[Records]
***

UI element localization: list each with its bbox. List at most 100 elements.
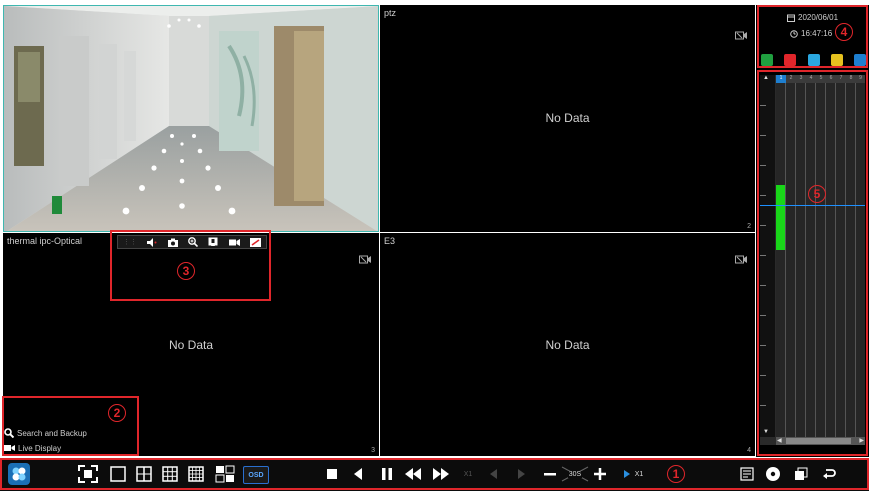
timeline-col-5[interactable]: 5 (816, 75, 826, 83)
tile-title: ptz (384, 8, 397, 18)
pause-icon (382, 468, 392, 480)
scroll-thumb[interactable] (786, 438, 851, 444)
timeline-col-3[interactable]: 3 (796, 75, 806, 83)
play-speed-button[interactable]: X1 (618, 465, 648, 483)
stop-button[interactable] (323, 465, 341, 483)
callout-4: 4 (835, 23, 853, 41)
bookmark-icon[interactable] (208, 237, 218, 247)
reverse-play-icon (354, 468, 362, 480)
camera-tile-1[interactable] (3, 5, 379, 232)
close-stream-icon[interactable] (249, 237, 261, 247)
event-list-button[interactable] (738, 465, 756, 483)
tile-number: 3 (371, 447, 375, 454)
increase-interval-button[interactable] (591, 465, 609, 483)
start-menu-button[interactable] (8, 463, 30, 485)
nine-layout-icon (162, 466, 178, 482)
fast-forward-button[interactable] (431, 465, 451, 483)
timeline-cursor[interactable] (760, 205, 865, 206)
scroll-left-icon[interactable]: ◀ (777, 437, 782, 444)
interval-display: 30S (560, 465, 590, 483)
tile-toolbar: ⋮⋮ (117, 235, 267, 249)
layout-16-button[interactable] (187, 465, 205, 483)
filter-intelligent-record-icon[interactable] (830, 54, 843, 66)
return-icon (823, 469, 836, 479)
filter-motion-record-icon[interactable] (784, 54, 797, 66)
video-camera-icon (735, 255, 747, 264)
layout-9-button[interactable] (161, 465, 179, 483)
layout-4-button[interactable] (135, 465, 153, 483)
timeline-header: 1 2 3 4 5 6 7 8 9 (776, 75, 865, 83)
search-icon (4, 428, 14, 438)
snapshot-export-button[interactable] (792, 465, 810, 483)
no-data-label: No Data (168, 338, 214, 352)
timeline-hscroll[interactable]: ◀ ▶ (776, 437, 865, 445)
osd-button[interactable]: OSD (243, 466, 269, 484)
zoom-in-icon[interactable] (188, 237, 198, 247)
channel-switch-icon (215, 465, 235, 483)
callout-3: 3 (177, 262, 195, 280)
filter-normal-record-icon[interactable] (761, 54, 773, 66)
single-layout-icon (110, 466, 126, 482)
layout-1-button[interactable] (109, 465, 127, 483)
filter-manual-record-icon[interactable] (854, 54, 866, 66)
scroll-up-icon[interactable]: ▲ (763, 75, 769, 81)
clock-icon (790, 29, 798, 38)
tile-number: 2 (747, 223, 751, 230)
timeline-col-1[interactable]: 1 (776, 75, 786, 83)
no-data-label: No Data (545, 111, 590, 125)
record-segment[interactable] (776, 185, 785, 250)
search-and-backup-item[interactable]: Search and Backup (4, 427, 87, 439)
timeline-col-9[interactable]: 9 (856, 75, 865, 83)
video-camera-icon (359, 255, 371, 264)
reverse-play-button[interactable] (349, 465, 367, 483)
timeline-col-6[interactable]: 6 (826, 75, 836, 83)
camera-tile-2[interactable]: ptz No Data 2 (380, 5, 755, 232)
search-and-backup-label: Search and Backup (17, 428, 87, 438)
event-list-icon (740, 467, 754, 481)
snapshot-icon[interactable] (167, 238, 178, 247)
decrease-interval-button[interactable] (541, 465, 559, 483)
timeline-grid (776, 83, 865, 437)
interval-label: 30S (567, 470, 583, 478)
pause-button[interactable] (378, 465, 396, 483)
channel-switch-button[interactable] (214, 465, 236, 483)
speed-indicator: X1 (460, 465, 476, 483)
timeline-col-7[interactable]: 7 (836, 75, 846, 83)
corridor-image (4, 6, 378, 231)
date-label: 2020/06/01 (798, 13, 839, 22)
timeline-col-8[interactable]: 8 (846, 75, 856, 83)
next-frame-icon (518, 469, 525, 479)
camera-icon (4, 445, 15, 451)
minus-icon (544, 473, 556, 476)
tile-number: 4 (747, 447, 751, 454)
back-button[interactable] (820, 465, 838, 483)
disk-icon (766, 467, 780, 481)
scroll-down-icon[interactable]: ▼ (763, 429, 769, 435)
calendar-icon (787, 14, 795, 22)
rewind-icon (405, 468, 421, 480)
record-clip-icon[interactable] (228, 238, 240, 247)
next-frame-button[interactable] (513, 465, 529, 483)
camera-tile-4[interactable]: E3 No Data 4 (380, 233, 755, 456)
menu-logo-icon (12, 467, 26, 481)
backup-button[interactable] (764, 465, 782, 483)
drag-handle-icon[interactable]: ⋮⋮ (123, 238, 137, 246)
timeline-scale: ▲ ▼ (760, 75, 775, 437)
timeline-col-4[interactable]: 4 (806, 75, 816, 83)
callout-2: 2 (108, 404, 126, 422)
timeline-col-2[interactable]: 2 (786, 75, 796, 83)
filter-alarm-record-icon[interactable] (807, 54, 820, 66)
timeline-area[interactable]: 1 2 3 4 5 6 7 8 9 ▲ ▼ ◀ ▶ (760, 75, 865, 445)
mute-audio-icon[interactable] (147, 237, 157, 247)
scroll-right-icon[interactable]: ▶ (859, 437, 864, 444)
osd-label: OSD (248, 471, 264, 479)
date-display: 2020/06/01 (787, 13, 838, 22)
prev-frame-button[interactable] (486, 465, 502, 483)
rewind-button[interactable] (403, 465, 423, 483)
fullscreen-button[interactable] (77, 465, 99, 483)
quad-layout-icon (136, 466, 152, 482)
speed-label: X1 (463, 470, 473, 478)
time-label: 16:47:16 (801, 29, 833, 38)
live-display-item[interactable]: Live Display (4, 442, 61, 454)
fast-forward-icon (433, 468, 449, 480)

***

• SHORT PROBLEM: Copy these rows word for word, but leave out the pictures.

• THE OUTPUT:
UI element localization: list each with its bbox. List at most 100 elements.
timeline-col-5[interactable]: 5 (816, 75, 826, 83)
tile-title: ptz (384, 8, 397, 18)
pause-icon (382, 468, 392, 480)
scroll-thumb[interactable] (786, 438, 851, 444)
timeline-col-3[interactable]: 3 (796, 75, 806, 83)
play-speed-button[interactable]: X1 (618, 465, 648, 483)
stop-button[interactable] (323, 465, 341, 483)
callout-4: 4 (835, 23, 853, 41)
bookmark-icon[interactable] (208, 237, 218, 247)
reverse-play-icon (354, 468, 362, 480)
camera-tile-1[interactable] (3, 5, 379, 232)
close-stream-icon[interactable] (249, 237, 261, 247)
event-list-button[interactable] (738, 465, 756, 483)
tile-number: 3 (371, 447, 375, 454)
increase-interval-button[interactable] (591, 465, 609, 483)
start-menu-button[interactable] (8, 463, 30, 485)
nine-layout-icon (162, 466, 178, 482)
fast-forward-button[interactable] (431, 465, 451, 483)
timeline-cursor[interactable] (760, 205, 865, 206)
scroll-left-icon[interactable]: ◀ (777, 437, 782, 444)
interval-display: 30S (560, 465, 590, 483)
tile-toolbar: ⋮⋮ (117, 235, 267, 249)
layout-16-button[interactable] (187, 465, 205, 483)
filter-intelligent-record-icon[interactable] (830, 54, 843, 66)
return-icon (823, 469, 836, 479)
filter-motion-record-icon[interactable] (784, 54, 797, 66)
video-camera-icon (735, 255, 747, 264)
layout-9-button[interactable] (161, 465, 179, 483)
layout-4-button[interactable] (135, 465, 153, 483)
timeline-header: 1 2 3 4 5 6 7 8 9 (776, 75, 865, 83)
search-icon (4, 428, 14, 438)
snapshot-export-button[interactable] (792, 465, 810, 483)
no-data-label: No Data (168, 338, 214, 352)
timeline-hscroll[interactable]: ◀ ▶ (776, 437, 865, 445)
osd-button[interactable]: OSD (243, 466, 269, 484)
zoom-in-icon[interactable] (188, 237, 198, 247)
channel-switch-icon (215, 465, 235, 483)
callout-3: 3 (177, 262, 195, 280)
filter-normal-record-icon[interactable] (761, 54, 773, 66)
single-layout-icon (110, 466, 126, 482)
layout-1-button[interactable] (109, 465, 127, 483)
filter-manual-record-icon[interactable] (854, 54, 866, 66)
scroll-up-icon[interactable]: ▲ (763, 75, 769, 81)
clock-icon (790, 29, 798, 38)
tile-number: 2 (747, 223, 751, 230)
timeline-col-1[interactable]: 1 (776, 75, 786, 83)
no-data-label: No Data (545, 111, 590, 125)
record-segment[interactable] (776, 185, 785, 250)
search-and-backup-item[interactable]: Search and Backup (4, 427, 87, 439)
timeline-col-9[interactable]: 9 (856, 75, 865, 83)
video-camera-icon (359, 255, 371, 264)
reverse-play-button[interactable] (349, 465, 367, 483)
timeline-col-6[interactable]: 6 (826, 75, 836, 83)
camera-tile-2[interactable]: ptz No Data 2 (380, 5, 755, 232)
search-and-backup-label: Search and Backup (17, 428, 87, 438)
event-list-icon (740, 467, 754, 481)
snapshot-icon[interactable] (167, 238, 178, 247)
decrease-interval-button[interactable] (541, 465, 559, 483)
timeline-grid (776, 83, 865, 437)
interval-label: 30S (567, 470, 583, 478)
pause-button[interactable] (378, 465, 396, 483)
channel-switch-button[interactable] (214, 465, 236, 483)
speed-indicator: X1 (460, 465, 476, 483)
timeline-col-7[interactable]: 7 (836, 75, 846, 83)
corridor-image (4, 6, 378, 231)
date-label: 2020/06/01 (798, 13, 839, 22)
timeline-col-8[interactable]: 8 (846, 75, 856, 83)
next-frame-icon (518, 469, 525, 479)
camera-icon (4, 445, 15, 451)
minus-icon (544, 473, 556, 476)
tile-number: 4 (747, 447, 751, 454)
back-button[interactable] (820, 465, 838, 483)
disk-icon (766, 467, 780, 481)
scroll-down-icon[interactable]: ▼ (763, 429, 769, 435)
calendar-icon (787, 14, 795, 22)
rewind-icon (405, 468, 421, 480)
record-clip-icon[interactable] (228, 238, 240, 247)
next-frame-button[interactable] (513, 465, 529, 483)
camera-tile-4[interactable]: E3 No Data 4 (380, 233, 755, 456)
menu-logo-icon (12, 467, 26, 481)
backup-button[interactable] (764, 465, 782, 483)
drag-handle-icon[interactable]: ⋮⋮ (123, 238, 137, 246)
timeline-scale: ▲ ▼ (760, 75, 775, 437)
timeline-col-4[interactable]: 4 (806, 75, 816, 83)
callout-2: 2 (108, 404, 126, 422)
timeline-col-2[interactable]: 2 (786, 75, 796, 83)
filter-alarm-record-icon[interactable] (807, 54, 820, 66)
timeline-area[interactable]: 1 2 3 4 5 6 7 8 9 ▲ ▼ ◀ ▶ (760, 75, 865, 445)
mute-audio-icon[interactable] (147, 237, 157, 247)
scroll-right-icon[interactable]: ▶ (859, 437, 864, 444)
osd-label: OSD (248, 471, 264, 479)
date-display: 2020/06/01 (787, 13, 838, 22)
prev-frame-button[interactable] (486, 465, 502, 483)
rewind-button[interactable] (403, 465, 423, 483)
fullscreen-button[interactable] (77, 465, 99, 483)
quad-layout-icon (136, 466, 152, 482)
speed-label: X1 (463, 470, 473, 478)
time-label: 16:47:16 (801, 29, 833, 38)
live-display-item[interactable]: Live Display (4, 442, 61, 454)
fast-forward-icon (433, 468, 449, 480)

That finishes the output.